## Problem description
Select from the records below every line that has the word "COMPUTERS" in it.

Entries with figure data
----

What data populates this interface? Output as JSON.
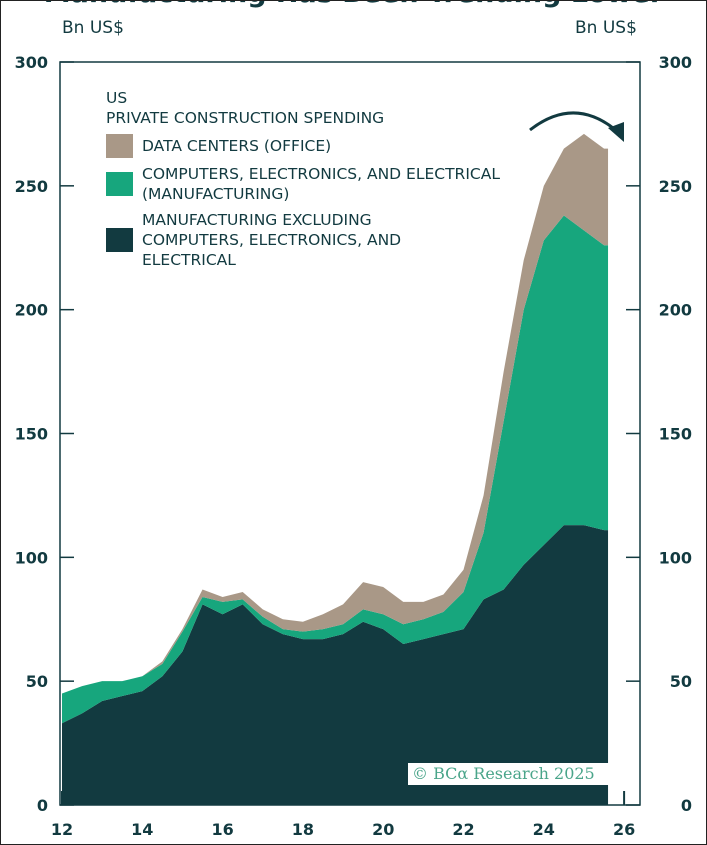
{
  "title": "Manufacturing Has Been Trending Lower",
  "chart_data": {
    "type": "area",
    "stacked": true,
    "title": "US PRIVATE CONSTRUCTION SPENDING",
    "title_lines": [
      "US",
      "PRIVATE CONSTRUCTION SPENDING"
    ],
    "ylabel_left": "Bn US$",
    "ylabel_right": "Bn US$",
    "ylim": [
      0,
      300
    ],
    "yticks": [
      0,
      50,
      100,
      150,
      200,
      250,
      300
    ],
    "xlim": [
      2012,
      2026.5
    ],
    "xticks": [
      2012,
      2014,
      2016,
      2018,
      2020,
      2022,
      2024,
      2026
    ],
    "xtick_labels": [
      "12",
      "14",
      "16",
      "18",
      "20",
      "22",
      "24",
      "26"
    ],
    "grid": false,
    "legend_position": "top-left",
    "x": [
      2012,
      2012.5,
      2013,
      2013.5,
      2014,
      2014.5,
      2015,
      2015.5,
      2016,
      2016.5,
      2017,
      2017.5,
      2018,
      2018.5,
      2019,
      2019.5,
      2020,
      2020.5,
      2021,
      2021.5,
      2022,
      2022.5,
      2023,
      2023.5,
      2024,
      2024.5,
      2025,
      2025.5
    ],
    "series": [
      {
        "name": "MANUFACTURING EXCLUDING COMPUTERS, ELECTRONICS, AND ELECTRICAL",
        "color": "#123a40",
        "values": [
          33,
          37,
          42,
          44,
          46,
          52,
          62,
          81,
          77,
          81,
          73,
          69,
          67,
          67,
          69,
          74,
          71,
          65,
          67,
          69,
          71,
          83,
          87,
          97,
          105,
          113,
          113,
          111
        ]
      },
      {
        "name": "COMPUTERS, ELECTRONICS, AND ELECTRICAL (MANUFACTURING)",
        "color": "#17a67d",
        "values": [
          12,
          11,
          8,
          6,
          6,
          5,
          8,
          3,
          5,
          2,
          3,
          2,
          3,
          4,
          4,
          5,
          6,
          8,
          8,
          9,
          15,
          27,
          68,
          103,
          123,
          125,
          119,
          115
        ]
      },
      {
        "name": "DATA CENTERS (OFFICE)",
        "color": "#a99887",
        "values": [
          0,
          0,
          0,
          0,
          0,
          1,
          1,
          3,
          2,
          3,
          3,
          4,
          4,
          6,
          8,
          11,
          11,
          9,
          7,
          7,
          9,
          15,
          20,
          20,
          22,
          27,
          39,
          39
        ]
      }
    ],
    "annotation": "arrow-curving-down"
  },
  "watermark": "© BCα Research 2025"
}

----

## Answer for the task
        "name": "MANUFACTURING EXCLUDING COMPUTERS, ELECTRONICS, AND ELECTRICAL",
        "name": "COMPUTERS, ELECTRONICS, AND ELECTRICAL (MANUFACTURING)",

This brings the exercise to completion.